Extracted records:

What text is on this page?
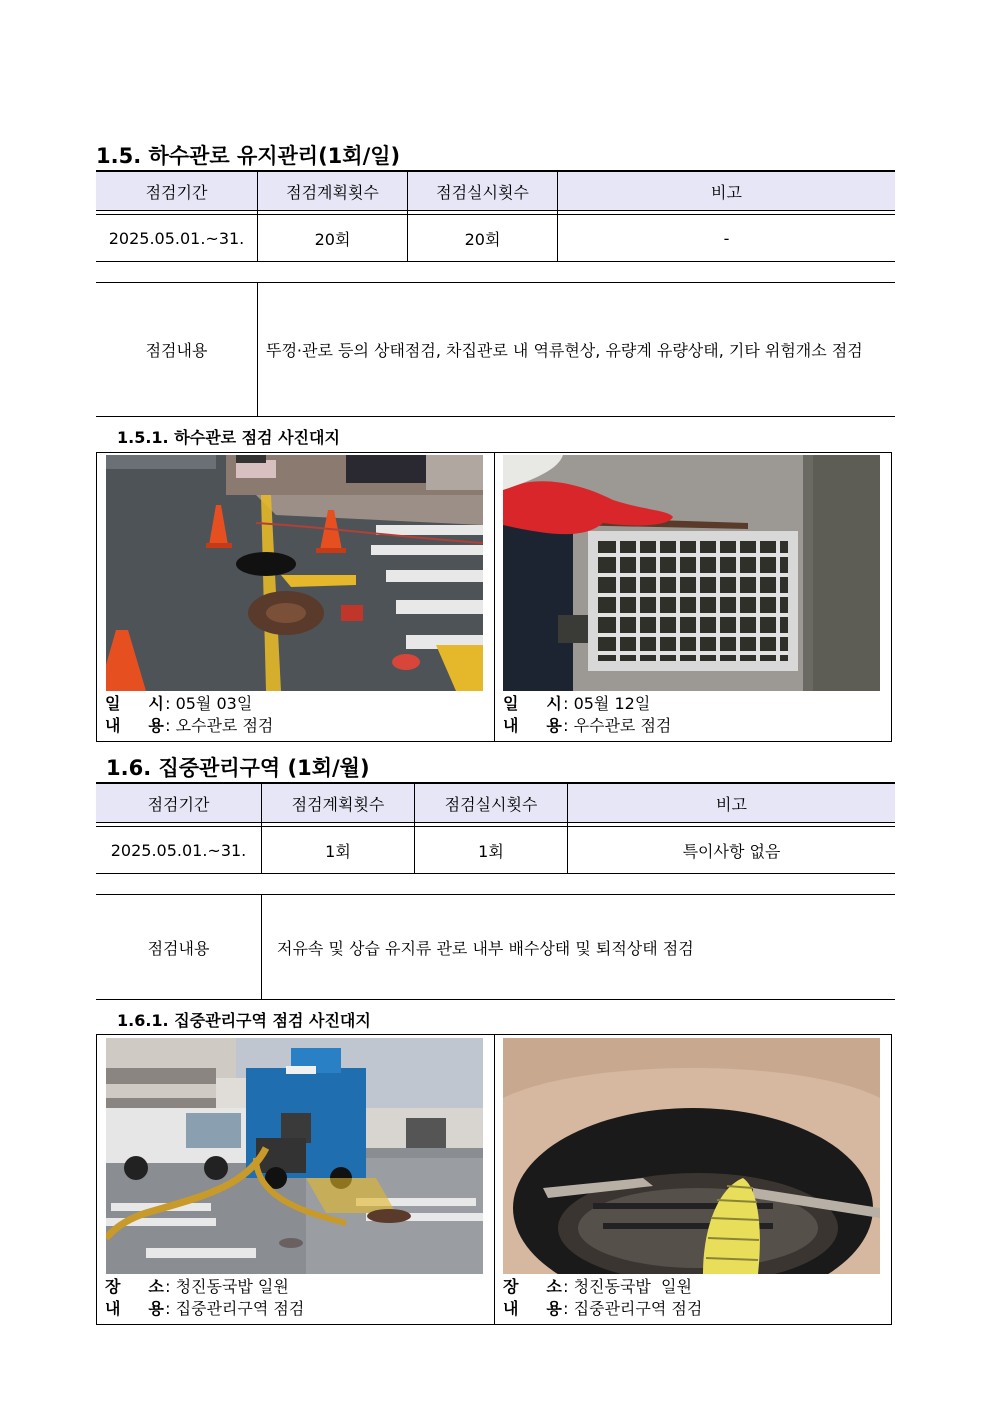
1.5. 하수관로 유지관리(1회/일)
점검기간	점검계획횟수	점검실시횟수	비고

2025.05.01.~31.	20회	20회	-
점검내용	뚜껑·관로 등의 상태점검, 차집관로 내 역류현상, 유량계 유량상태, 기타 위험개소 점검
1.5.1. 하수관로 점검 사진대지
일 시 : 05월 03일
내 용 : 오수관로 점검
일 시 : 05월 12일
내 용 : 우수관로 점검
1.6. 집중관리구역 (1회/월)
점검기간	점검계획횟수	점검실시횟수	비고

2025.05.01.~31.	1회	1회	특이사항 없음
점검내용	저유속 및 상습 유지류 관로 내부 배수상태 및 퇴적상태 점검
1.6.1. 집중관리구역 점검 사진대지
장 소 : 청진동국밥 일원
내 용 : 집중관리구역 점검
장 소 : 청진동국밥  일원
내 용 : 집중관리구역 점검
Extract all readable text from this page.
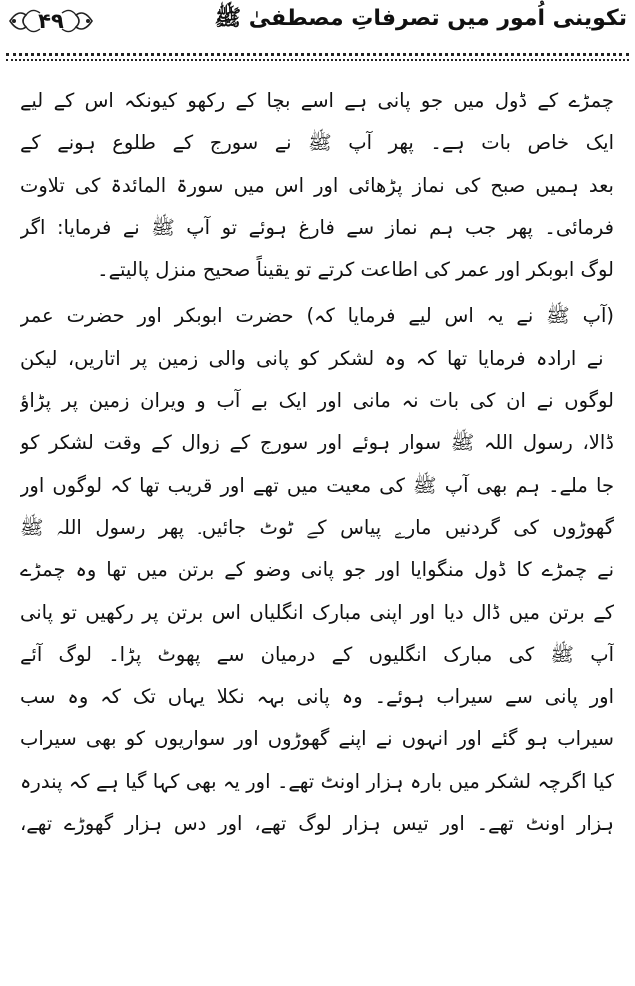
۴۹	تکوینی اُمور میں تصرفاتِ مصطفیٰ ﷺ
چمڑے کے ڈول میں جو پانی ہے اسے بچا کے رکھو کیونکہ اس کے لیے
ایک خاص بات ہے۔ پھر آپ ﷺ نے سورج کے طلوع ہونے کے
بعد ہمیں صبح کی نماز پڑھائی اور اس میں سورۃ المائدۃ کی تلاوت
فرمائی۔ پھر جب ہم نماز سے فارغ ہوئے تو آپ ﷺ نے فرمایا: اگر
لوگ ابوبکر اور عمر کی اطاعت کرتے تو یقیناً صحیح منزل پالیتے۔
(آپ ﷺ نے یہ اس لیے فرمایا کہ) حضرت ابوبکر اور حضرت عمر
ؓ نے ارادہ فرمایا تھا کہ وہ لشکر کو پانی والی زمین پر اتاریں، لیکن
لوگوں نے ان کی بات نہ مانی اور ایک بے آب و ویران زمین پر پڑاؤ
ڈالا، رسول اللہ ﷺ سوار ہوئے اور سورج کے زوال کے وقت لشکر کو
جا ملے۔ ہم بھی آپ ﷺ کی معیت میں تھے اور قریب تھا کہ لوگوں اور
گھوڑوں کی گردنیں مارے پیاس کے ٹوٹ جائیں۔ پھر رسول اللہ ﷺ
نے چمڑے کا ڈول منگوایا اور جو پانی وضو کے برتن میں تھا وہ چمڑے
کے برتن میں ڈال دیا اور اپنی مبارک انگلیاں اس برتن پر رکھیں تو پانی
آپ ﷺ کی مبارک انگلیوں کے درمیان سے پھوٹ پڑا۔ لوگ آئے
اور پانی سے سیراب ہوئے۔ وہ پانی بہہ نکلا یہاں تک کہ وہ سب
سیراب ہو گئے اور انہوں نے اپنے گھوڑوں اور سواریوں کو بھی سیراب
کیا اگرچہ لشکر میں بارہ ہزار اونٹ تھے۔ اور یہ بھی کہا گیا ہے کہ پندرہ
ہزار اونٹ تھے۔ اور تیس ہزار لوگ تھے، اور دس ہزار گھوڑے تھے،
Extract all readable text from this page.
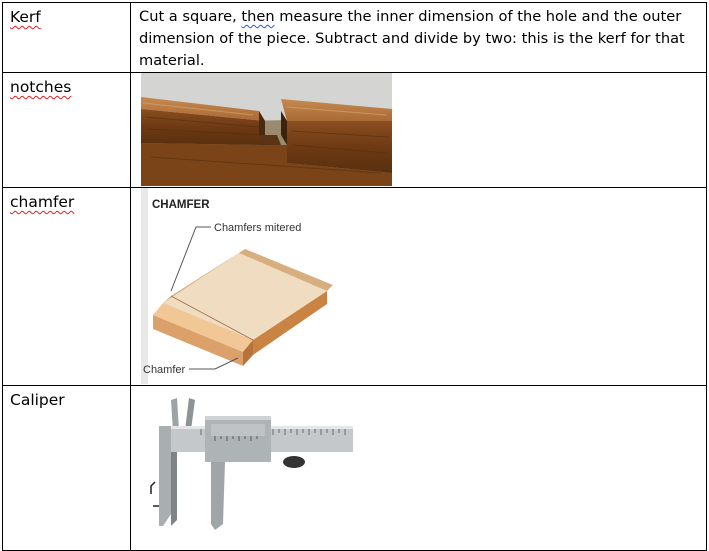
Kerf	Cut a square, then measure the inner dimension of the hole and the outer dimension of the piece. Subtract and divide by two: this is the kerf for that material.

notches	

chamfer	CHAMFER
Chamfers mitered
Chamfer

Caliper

**Set exercise**
Transcribe the listing in full and omit the pictures.

**Output for this exercise**
What text is on this page?
1.5. 하수관로 유지관리(1회/일)
점검기간	점검계획횟수	점검실시횟수	비고

2025.05.01.~31.	20회	20회	-
점검내용	뚜껑·관로 등의 상태점검, 차집관로 내 역류현상, 유량계 유량상태, 기타 위험개소 점검
1.5.1. 하수관로 점검 사진대지
일 시 : 05월 03일
내 용 : 오수관로 점검
일 시 : 05월 12일
내 용 : 우수관로 점검
1.6. 집중관리구역 (1회/월)
점검기간	점검계획횟수	점검실시횟수	비고

2025.05.01.~31.	1회	1회	특이사항 없음
점검내용	저유속 및 상습 유지류 관로 내부 배수상태 및 퇴적상태 점검
1.6.1. 집중관리구역 점검 사진대지
장 소 : 청진동국밥 일원
내 용 : 집중관리구역 점검
장 소 : 청진동국밥  일원
내 용 : 집중관리구역 점검
Extract all readable text from this page.
۴۹	تکوینی اُمور میں تصرفاتِ مصطفیٰ ﷺ
چمڑے کے ڈول میں جو پانی ہے اسے بچا کے رکھو کیونکہ اس کے لیے
ایک خاص بات ہے۔ پھر آپ ﷺ نے سورج کے طلوع ہونے کے
بعد ہمیں صبح کی نماز پڑھائی اور اس میں سورۃ المائدۃ کی تلاوت
فرمائی۔ پھر جب ہم نماز سے فارغ ہوئے تو آپ ﷺ نے فرمایا: اگر
لوگ ابوبکر اور عمر کی اطاعت کرتے تو یقیناً صحیح منزل پالیتے۔
(آپ ﷺ نے یہ اس لیے فرمایا کہ) حضرت ابوبکر اور حضرت عمر
ؓ نے ارادہ فرمایا تھا کہ وہ لشکر کو پانی والی زمین پر اتاریں، لیکن
لوگوں نے ان کی بات نہ مانی اور ایک بے آب و ویران زمین پر پڑاؤ
ڈالا، رسول اللہ ﷺ سوار ہوئے اور سورج کے زوال کے وقت لشکر کو
جا ملے۔ ہم بھی آپ ﷺ کی معیت میں تھے اور قریب تھا کہ لوگوں اور
گھوڑوں کی گردنیں مارے پیاس کے ٹوٹ جائیں۔ پھر رسول اللہ ﷺ
نے چمڑے کا ڈول منگوایا اور جو پانی وضو کے برتن میں تھا وہ چمڑے
کے برتن میں ڈال دیا اور اپنی مبارک انگلیاں اس برتن پر رکھیں تو پانی
آپ ﷺ کی مبارک انگلیوں کے درمیان سے پھوٹ پڑا۔ لوگ آئے
اور پانی سے سیراب ہوئے۔ وہ پانی بہہ نکلا یہاں تک کہ وہ سب
سیراب ہو گئے اور انہوں نے اپنے گھوڑوں اور سواریوں کو بھی سیراب
کیا اگرچہ لشکر میں بارہ ہزار اونٹ تھے۔ اور یہ بھی کہا گیا ہے کہ پندرہ
ہزار اونٹ تھے۔ اور تیس ہزار لوگ تھے، اور دس ہزار گھوڑے تھے،
Extract all readable text from this page.
Kerf	Cut a square, then measure the inner dimension of the hole and the outer dimension of the piece. Subtract and divide by two: this is the kerf for that material.

notches	

chamfer	CHAMFER
Chamfers mitered
Chamfer

Caliper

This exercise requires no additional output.